— Stated task —
Quote the whole listing exactly. Leave the pictures out of your copy.

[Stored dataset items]
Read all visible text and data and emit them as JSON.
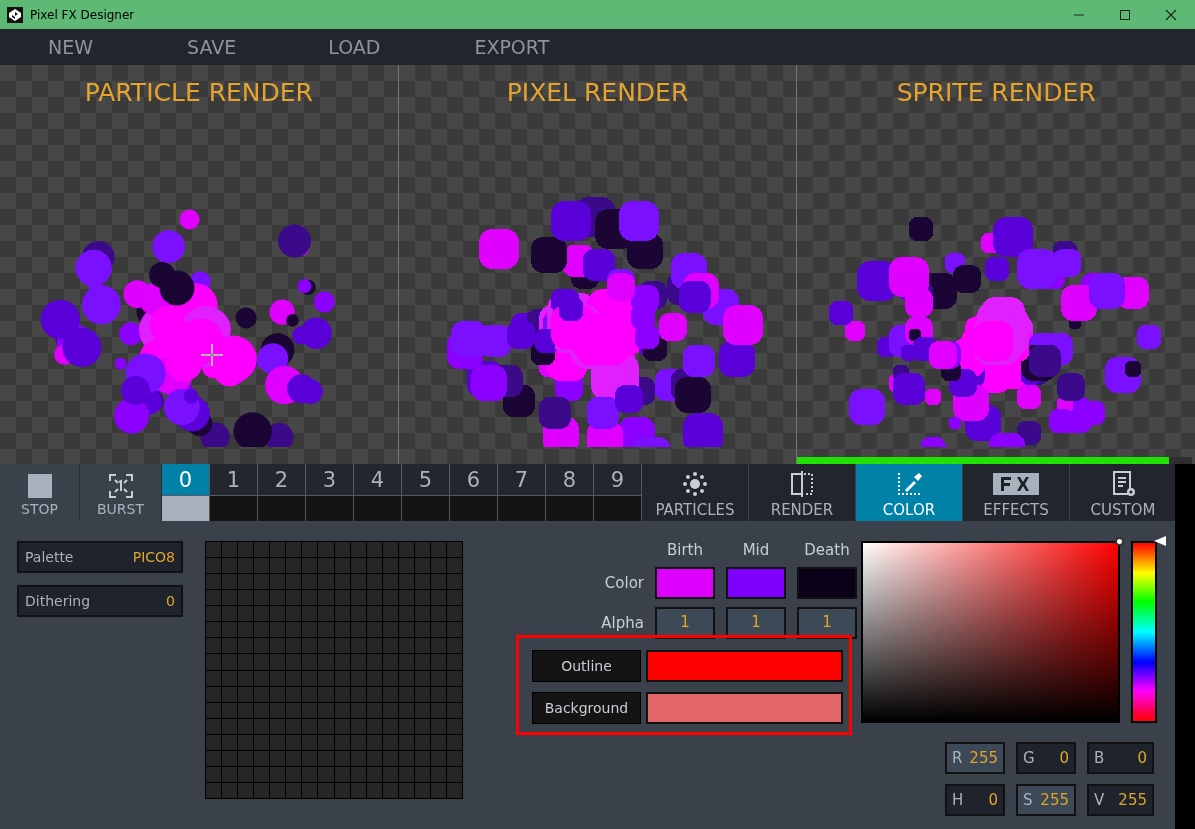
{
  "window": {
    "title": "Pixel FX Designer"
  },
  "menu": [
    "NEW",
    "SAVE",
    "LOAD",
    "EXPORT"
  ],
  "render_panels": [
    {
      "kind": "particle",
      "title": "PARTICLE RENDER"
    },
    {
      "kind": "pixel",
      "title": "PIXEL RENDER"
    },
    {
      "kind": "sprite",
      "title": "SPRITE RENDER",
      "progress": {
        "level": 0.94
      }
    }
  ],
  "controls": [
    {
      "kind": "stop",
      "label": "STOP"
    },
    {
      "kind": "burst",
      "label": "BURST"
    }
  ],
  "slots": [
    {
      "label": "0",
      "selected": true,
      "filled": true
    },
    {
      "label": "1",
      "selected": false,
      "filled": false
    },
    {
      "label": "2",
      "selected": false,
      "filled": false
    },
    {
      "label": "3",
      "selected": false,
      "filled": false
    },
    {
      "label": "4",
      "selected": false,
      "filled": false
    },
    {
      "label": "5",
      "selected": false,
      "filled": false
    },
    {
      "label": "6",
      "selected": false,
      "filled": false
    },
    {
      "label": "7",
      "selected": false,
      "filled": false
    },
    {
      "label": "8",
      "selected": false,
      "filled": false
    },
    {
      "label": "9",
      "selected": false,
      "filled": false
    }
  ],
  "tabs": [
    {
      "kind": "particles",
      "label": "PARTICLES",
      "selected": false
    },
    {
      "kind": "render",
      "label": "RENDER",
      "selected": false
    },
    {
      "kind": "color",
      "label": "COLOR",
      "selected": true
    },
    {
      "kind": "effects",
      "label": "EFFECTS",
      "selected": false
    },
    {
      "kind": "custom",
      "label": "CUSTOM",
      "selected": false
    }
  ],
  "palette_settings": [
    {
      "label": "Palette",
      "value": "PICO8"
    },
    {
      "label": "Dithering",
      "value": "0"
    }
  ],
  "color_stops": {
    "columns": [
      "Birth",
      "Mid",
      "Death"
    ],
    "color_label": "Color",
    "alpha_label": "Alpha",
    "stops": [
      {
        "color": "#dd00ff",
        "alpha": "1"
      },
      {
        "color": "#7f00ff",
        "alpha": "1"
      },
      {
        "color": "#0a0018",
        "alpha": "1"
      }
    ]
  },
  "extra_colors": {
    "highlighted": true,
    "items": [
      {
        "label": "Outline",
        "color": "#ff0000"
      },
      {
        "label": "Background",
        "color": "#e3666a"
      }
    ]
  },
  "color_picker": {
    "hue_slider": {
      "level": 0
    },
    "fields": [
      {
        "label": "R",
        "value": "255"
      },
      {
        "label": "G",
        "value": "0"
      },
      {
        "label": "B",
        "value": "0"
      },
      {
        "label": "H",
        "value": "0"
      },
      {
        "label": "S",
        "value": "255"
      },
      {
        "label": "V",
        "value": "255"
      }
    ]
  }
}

— Reply —
Read all visible text and data and emit them as JSON.
{
  "window": {
    "title": "Pixel FX Designer"
  },
  "menu": [
    "NEW",
    "SAVE",
    "LOAD",
    "EXPORT"
  ],
  "render_panels": [
    {
      "kind": "particle",
      "title": "PARTICLE RENDER"
    },
    {
      "kind": "pixel",
      "title": "PIXEL RENDER"
    },
    {
      "kind": "sprite",
      "title": "SPRITE RENDER",
      "progress": {
        "level": 0.94
      }
    }
  ],
  "controls": [
    {
      "kind": "stop",
      "label": "STOP"
    },
    {
      "kind": "burst",
      "label": "BURST"
    }
  ],
  "slots": [
    {
      "label": "0",
      "selected": true,
      "filled": true
    },
    {
      "label": "1",
      "selected": false,
      "filled": false
    },
    {
      "label": "2",
      "selected": false,
      "filled": false
    },
    {
      "label": "3",
      "selected": false,
      "filled": false
    },
    {
      "label": "4",
      "selected": false,
      "filled": false
    },
    {
      "label": "5",
      "selected": false,
      "filled": false
    },
    {
      "label": "6",
      "selected": false,
      "filled": false
    },
    {
      "label": "7",
      "selected": false,
      "filled": false
    },
    {
      "label": "8",
      "selected": false,
      "filled": false
    },
    {
      "label": "9",
      "selected": false,
      "filled": false
    }
  ],
  "tabs": [
    {
      "kind": "particles",
      "label": "PARTICLES",
      "selected": false
    },
    {
      "kind": "render",
      "label": "RENDER",
      "selected": false
    },
    {
      "kind": "color",
      "label": "COLOR",
      "selected": true
    },
    {
      "kind": "effects",
      "label": "EFFECTS",
      "selected": false
    },
    {
      "kind": "custom",
      "label": "CUSTOM",
      "selected": false
    }
  ],
  "palette_settings": [
    {
      "label": "Palette",
      "value": "PICO8"
    },
    {
      "label": "Dithering",
      "value": "0"
    }
  ],
  "color_stops": {
    "columns": [
      "Birth",
      "Mid",
      "Death"
    ],
    "color_label": "Color",
    "alpha_label": "Alpha",
    "stops": [
      {
        "color": "#dd00ff",
        "alpha": "1"
      },
      {
        "color": "#7f00ff",
        "alpha": "1"
      },
      {
        "color": "#0a0018",
        "alpha": "1"
      }
    ]
  },
  "extra_colors": {
    "highlighted": true,
    "items": [
      {
        "label": "Outline",
        "color": "#ff0000"
      },
      {
        "label": "Background",
        "color": "#e3666a"
      }
    ]
  },
  "color_picker": {
    "hue_slider": {
      "level": 0
    },
    "fields": [
      {
        "label": "R",
        "value": "255"
      },
      {
        "label": "G",
        "value": "0"
      },
      {
        "label": "B",
        "value": "0"
      },
      {
        "label": "H",
        "value": "0"
      },
      {
        "label": "S",
        "value": "255"
      },
      {
        "label": "V",
        "value": "255"
      }
    ]
  }
}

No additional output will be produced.